WORK TO BE COMPLETED —
The data below must be copied in full and without any change.

--- Begin DATA SUPPLIED ---

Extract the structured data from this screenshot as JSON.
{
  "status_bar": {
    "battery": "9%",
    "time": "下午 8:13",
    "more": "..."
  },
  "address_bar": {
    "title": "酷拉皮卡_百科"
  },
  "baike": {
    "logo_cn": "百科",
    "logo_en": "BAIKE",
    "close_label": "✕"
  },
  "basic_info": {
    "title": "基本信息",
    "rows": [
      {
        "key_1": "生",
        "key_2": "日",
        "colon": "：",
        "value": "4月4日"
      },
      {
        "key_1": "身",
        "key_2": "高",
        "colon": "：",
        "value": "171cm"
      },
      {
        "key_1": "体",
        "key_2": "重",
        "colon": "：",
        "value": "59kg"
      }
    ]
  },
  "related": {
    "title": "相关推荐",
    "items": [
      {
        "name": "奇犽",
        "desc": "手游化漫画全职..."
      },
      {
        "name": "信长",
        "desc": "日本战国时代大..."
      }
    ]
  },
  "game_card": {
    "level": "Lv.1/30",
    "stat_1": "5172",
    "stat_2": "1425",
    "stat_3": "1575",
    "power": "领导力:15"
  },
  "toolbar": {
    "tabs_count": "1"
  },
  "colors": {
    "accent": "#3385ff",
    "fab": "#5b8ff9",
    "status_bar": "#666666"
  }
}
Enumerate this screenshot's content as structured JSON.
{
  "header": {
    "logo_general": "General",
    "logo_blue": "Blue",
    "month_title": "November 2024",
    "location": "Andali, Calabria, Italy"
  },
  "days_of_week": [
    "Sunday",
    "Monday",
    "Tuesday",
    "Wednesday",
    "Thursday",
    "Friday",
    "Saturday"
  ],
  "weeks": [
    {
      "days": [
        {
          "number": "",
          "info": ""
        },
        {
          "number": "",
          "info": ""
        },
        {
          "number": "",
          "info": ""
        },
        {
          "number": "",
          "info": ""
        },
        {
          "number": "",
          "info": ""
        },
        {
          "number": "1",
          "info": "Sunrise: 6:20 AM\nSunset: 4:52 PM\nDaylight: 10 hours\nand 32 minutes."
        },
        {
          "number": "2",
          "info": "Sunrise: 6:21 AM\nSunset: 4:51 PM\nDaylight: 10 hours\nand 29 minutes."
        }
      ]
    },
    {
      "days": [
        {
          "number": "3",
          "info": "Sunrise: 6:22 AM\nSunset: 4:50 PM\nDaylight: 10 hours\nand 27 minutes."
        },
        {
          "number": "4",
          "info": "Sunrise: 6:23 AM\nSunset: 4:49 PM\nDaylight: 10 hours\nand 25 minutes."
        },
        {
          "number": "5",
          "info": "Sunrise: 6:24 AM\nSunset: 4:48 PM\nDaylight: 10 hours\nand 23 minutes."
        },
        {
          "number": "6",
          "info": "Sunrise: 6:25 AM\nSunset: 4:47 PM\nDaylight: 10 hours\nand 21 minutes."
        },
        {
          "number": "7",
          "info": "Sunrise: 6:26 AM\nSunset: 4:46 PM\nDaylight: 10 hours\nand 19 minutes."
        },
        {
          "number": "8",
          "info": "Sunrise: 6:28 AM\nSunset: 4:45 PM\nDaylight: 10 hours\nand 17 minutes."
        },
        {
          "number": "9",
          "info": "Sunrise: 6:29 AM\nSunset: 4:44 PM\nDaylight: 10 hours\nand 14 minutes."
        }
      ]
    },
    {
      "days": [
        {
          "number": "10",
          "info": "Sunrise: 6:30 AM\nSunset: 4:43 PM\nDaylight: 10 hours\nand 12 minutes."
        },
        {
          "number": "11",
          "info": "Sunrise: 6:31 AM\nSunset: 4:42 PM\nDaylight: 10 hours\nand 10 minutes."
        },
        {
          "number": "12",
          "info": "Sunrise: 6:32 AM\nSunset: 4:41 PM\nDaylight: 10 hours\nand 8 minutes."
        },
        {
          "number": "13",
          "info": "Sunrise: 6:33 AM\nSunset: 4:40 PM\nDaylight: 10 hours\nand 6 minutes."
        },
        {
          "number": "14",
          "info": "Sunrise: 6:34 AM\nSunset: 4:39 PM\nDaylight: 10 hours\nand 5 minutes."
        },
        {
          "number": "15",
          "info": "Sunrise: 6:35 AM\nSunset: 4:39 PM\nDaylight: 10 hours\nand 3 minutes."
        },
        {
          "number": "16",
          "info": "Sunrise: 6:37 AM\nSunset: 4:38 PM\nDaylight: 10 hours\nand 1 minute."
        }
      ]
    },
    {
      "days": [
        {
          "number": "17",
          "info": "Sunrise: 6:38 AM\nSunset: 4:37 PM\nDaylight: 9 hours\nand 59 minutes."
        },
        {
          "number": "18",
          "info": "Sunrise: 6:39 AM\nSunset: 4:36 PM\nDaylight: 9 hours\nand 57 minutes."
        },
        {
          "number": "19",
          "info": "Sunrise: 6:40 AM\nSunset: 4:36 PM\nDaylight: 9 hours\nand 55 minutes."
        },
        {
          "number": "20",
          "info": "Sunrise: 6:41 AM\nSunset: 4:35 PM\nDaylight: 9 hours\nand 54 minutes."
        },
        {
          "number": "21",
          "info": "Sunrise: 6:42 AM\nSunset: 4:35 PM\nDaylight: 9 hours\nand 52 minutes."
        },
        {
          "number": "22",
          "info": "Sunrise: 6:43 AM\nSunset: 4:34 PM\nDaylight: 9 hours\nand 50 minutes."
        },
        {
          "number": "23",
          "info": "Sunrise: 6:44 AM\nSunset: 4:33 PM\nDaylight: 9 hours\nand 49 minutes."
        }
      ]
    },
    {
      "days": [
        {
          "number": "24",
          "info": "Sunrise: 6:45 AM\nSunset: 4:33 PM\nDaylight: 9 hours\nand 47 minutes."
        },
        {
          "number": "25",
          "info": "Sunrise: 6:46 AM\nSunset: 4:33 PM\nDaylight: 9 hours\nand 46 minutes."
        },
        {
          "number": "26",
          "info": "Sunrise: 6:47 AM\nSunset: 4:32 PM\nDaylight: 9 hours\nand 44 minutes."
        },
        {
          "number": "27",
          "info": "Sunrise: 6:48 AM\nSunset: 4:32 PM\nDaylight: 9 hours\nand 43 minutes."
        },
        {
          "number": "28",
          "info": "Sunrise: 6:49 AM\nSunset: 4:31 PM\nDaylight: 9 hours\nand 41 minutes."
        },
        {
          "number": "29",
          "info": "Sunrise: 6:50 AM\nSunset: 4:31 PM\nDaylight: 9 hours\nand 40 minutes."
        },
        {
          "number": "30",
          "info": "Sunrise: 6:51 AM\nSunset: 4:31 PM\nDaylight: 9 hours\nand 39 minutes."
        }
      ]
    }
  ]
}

--- End DATA SUPPLIED ---

EXERCISE OUTPUT —
Extract the structured data from this screenshot as JSON.
{
  "status_bar": {
    "battery": "9%",
    "time": "下午 8:13",
    "more": "..."
  },
  "address_bar": {
    "title": "酷拉皮卡_百科"
  },
  "baike": {
    "logo_cn": "百科",
    "logo_en": "BAIKE",
    "close_label": "✕"
  },
  "basic_info": {
    "title": "基本信息",
    "rows": [
      {
        "key_1": "生",
        "key_2": "日",
        "colon": "：",
        "value": "4月4日"
      },
      {
        "key_1": "身",
        "key_2": "高",
        "colon": "：",
        "value": "171cm"
      },
      {
        "key_1": "体",
        "key_2": "重",
        "colon": "：",
        "value": "59kg"
      }
    ]
  },
  "related": {
    "title": "相关推荐",
    "items": [
      {
        "name": "奇犽",
        "desc": "手游化漫画全职..."
      },
      {
        "name": "信长",
        "desc": "日本战国时代大..."
      }
    ]
  },
  "game_card": {
    "level": "Lv.1/30",
    "stat_1": "5172",
    "stat_2": "1425",
    "stat_3": "1575",
    "power": "领导力:15"
  },
  "toolbar": {
    "tabs_count": "1"
  },
  "colors": {
    "accent": "#3385ff",
    "fab": "#5b8ff9",
    "status_bar": "#666666"
  }
}
Enumerate this screenshot's content as structured JSON.
{
  "header": {
    "logo_general": "General",
    "logo_blue": "Blue",
    "month_title": "November 2024",
    "location": "Andali, Calabria, Italy"
  },
  "days_of_week": [
    "Sunday",
    "Monday",
    "Tuesday",
    "Wednesday",
    "Thursday",
    "Friday",
    "Saturday"
  ],
  "weeks": [
    {
      "days": [
        {
          "number": "",
          "info": ""
        },
        {
          "number": "",
          "info": ""
        },
        {
          "number": "",
          "info": ""
        },
        {
          "number": "",
          "info": ""
        },
        {
          "number": "",
          "info": ""
        },
        {
          "number": "1",
          "info": "Sunrise: 6:20 AM\nSunset: 4:52 PM\nDaylight: 10 hours\nand 32 minutes."
        },
        {
          "number": "2",
          "info": "Sunrise: 6:21 AM\nSunset: 4:51 PM\nDaylight: 10 hours\nand 29 minutes."
        }
      ]
    },
    {
      "days": [
        {
          "number": "3",
          "info": "Sunrise: 6:22 AM\nSunset: 4:50 PM\nDaylight: 10 hours\nand 27 minutes."
        },
        {
          "number": "4",
          "info": "Sunrise: 6:23 AM\nSunset: 4:49 PM\nDaylight: 10 hours\nand 25 minutes."
        },
        {
          "number": "5",
          "info": "Sunrise: 6:24 AM\nSunset: 4:48 PM\nDaylight: 10 hours\nand 23 minutes."
        },
        {
          "number": "6",
          "info": "Sunrise: 6:25 AM\nSunset: 4:47 PM\nDaylight: 10 hours\nand 21 minutes."
        },
        {
          "number": "7",
          "info": "Sunrise: 6:26 AM\nSunset: 4:46 PM\nDaylight: 10 hours\nand 19 minutes."
        },
        {
          "number": "8",
          "info": "Sunrise: 6:28 AM\nSunset: 4:45 PM\nDaylight: 10 hours\nand 17 minutes."
        },
        {
          "number": "9",
          "info": "Sunrise: 6:29 AM\nSunset: 4:44 PM\nDaylight: 10 hours\nand 14 minutes."
        }
      ]
    },
    {
      "days": [
        {
          "number": "10",
          "info": "Sunrise: 6:30 AM\nSunset: 4:43 PM\nDaylight: 10 hours\nand 12 minutes."
        },
        {
          "number": "11",
          "info": "Sunrise: 6:31 AM\nSunset: 4:42 PM\nDaylight: 10 hours\nand 10 minutes."
        },
        {
          "number": "12",
          "info": "Sunrise: 6:32 AM\nSunset: 4:41 PM\nDaylight: 10 hours\nand 8 minutes."
        },
        {
          "number": "13",
          "info": "Sunrise: 6:33 AM\nSunset: 4:40 PM\nDaylight: 10 hours\nand 6 minutes."
        },
        {
          "number": "14",
          "info": "Sunrise: 6:34 AM\nSunset: 4:39 PM\nDaylight: 10 hours\nand 5 minutes."
        },
        {
          "number": "15",
          "info": "Sunrise: 6:35 AM\nSunset: 4:39 PM\nDaylight: 10 hours\nand 3 minutes."
        },
        {
          "number": "16",
          "info": "Sunrise: 6:37 AM\nSunset: 4:38 PM\nDaylight: 10 hours\nand 1 minute."
        }
      ]
    },
    {
      "days": [
        {
          "number": "17",
          "info": "Sunrise: 6:38 AM\nSunset: 4:37 PM\nDaylight: 9 hours\nand 59 minutes."
        },
        {
          "number": "18",
          "info": "Sunrise: 6:39 AM\nSunset: 4:36 PM\nDaylight: 9 hours\nand 57 minutes."
        },
        {
          "number": "19",
          "info": "Sunrise: 6:40 AM\nSunset: 4:36 PM\nDaylight: 9 hours\nand 55 minutes."
        },
        {
          "number": "20",
          "info": "Sunrise: 6:41 AM\nSunset: 4:35 PM\nDaylight: 9 hours\nand 54 minutes."
        },
        {
          "number": "21",
          "info": "Sunrise: 6:42 AM\nSunset: 4:35 PM\nDaylight: 9 hours\nand 52 minutes."
        },
        {
          "number": "22",
          "info": "Sunrise: 6:43 AM\nSunset: 4:34 PM\nDaylight: 9 hours\nand 50 minutes."
        },
        {
          "number": "23",
          "info": "Sunrise: 6:44 AM\nSunset: 4:33 PM\nDaylight: 9 hours\nand 49 minutes."
        }
      ]
    },
    {
      "days": [
        {
          "number": "24",
          "info": "Sunrise: 6:45 AM\nSunset: 4:33 PM\nDaylight: 9 hours\nand 47 minutes."
        },
        {
          "number": "25",
          "info": "Sunrise: 6:46 AM\nSunset: 4:33 PM\nDaylight: 9 hours\nand 46 minutes."
        },
        {
          "number": "26",
          "info": "Sunrise: 6:47 AM\nSunset: 4:32 PM\nDaylight: 9 hours\nand 44 minutes."
        },
        {
          "number": "27",
          "info": "Sunrise: 6:48 AM\nSunset: 4:32 PM\nDaylight: 9 hours\nand 43 minutes."
        },
        {
          "number": "28",
          "info": "Sunrise: 6:49 AM\nSunset: 4:31 PM\nDaylight: 9 hours\nand 41 minutes."
        },
        {
          "number": "29",
          "info": "Sunrise: 6:50 AM\nSunset: 4:31 PM\nDaylight: 9 hours\nand 40 minutes."
        },
        {
          "number": "30",
          "info": "Sunrise: 6:51 AM\nSunset: 4:31 PM\nDaylight: 9 hours\nand 39 minutes."
        }
      ]
    }
  ]
}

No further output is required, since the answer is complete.